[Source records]
------------------------
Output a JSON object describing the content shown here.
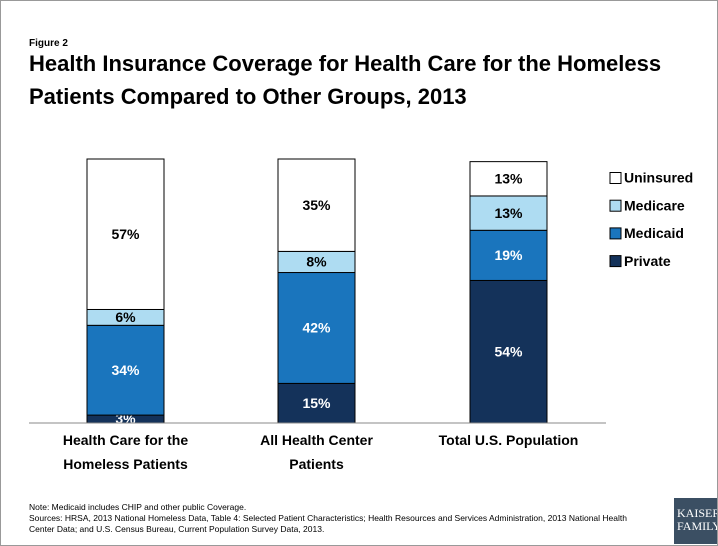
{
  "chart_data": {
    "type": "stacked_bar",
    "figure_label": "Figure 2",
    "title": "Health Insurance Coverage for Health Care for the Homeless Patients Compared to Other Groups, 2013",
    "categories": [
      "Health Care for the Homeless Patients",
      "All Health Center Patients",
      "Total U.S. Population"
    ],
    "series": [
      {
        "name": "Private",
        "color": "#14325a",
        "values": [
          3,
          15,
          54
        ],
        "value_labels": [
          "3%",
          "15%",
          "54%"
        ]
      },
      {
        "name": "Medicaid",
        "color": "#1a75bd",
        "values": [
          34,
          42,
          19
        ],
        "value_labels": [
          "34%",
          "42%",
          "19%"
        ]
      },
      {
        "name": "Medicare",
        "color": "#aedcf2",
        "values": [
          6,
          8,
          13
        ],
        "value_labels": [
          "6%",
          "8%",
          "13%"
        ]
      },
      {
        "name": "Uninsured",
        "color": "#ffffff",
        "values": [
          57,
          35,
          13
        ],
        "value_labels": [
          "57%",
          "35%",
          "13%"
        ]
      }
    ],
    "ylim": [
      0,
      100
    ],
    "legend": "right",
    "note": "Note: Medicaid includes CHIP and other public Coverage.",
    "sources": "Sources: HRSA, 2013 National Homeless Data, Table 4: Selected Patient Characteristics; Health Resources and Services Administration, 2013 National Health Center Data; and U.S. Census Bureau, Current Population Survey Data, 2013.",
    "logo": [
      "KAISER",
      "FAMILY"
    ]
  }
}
------------------------
§ **Work instruction**
Leave the pictures out and print every record exactly.

§ **Your response**
Output a JSON object describing the content shown here.
{
  "chart_data": {
    "type": "stacked_bar",
    "figure_label": "Figure 2",
    "title": "Health Insurance Coverage for Health Care for the Homeless Patients Compared to Other Groups, 2013",
    "categories": [
      "Health Care for the Homeless Patients",
      "All Health Center Patients",
      "Total U.S. Population"
    ],
    "series": [
      {
        "name": "Private",
        "color": "#14325a",
        "values": [
          3,
          15,
          54
        ],
        "value_labels": [
          "3%",
          "15%",
          "54%"
        ]
      },
      {
        "name": "Medicaid",
        "color": "#1a75bd",
        "values": [
          34,
          42,
          19
        ],
        "value_labels": [
          "34%",
          "42%",
          "19%"
        ]
      },
      {
        "name": "Medicare",
        "color": "#aedcf2",
        "values": [
          6,
          8,
          13
        ],
        "value_labels": [
          "6%",
          "8%",
          "13%"
        ]
      },
      {
        "name": "Uninsured",
        "color": "#ffffff",
        "values": [
          57,
          35,
          13
        ],
        "value_labels": [
          "57%",
          "35%",
          "13%"
        ]
      }
    ],
    "ylim": [
      0,
      100
    ],
    "legend": "right",
    "note": "Note: Medicaid includes CHIP and other public Coverage.",
    "sources": "Sources: HRSA, 2013 National Homeless Data, Table 4: Selected Patient Characteristics; Health Resources and Services Administration, 2013 National Health Center Data; and U.S. Census Bureau, Current Population Survey Data, 2013.",
    "logo": [
      "KAISER",
      "FAMILY"
    ]
  }
}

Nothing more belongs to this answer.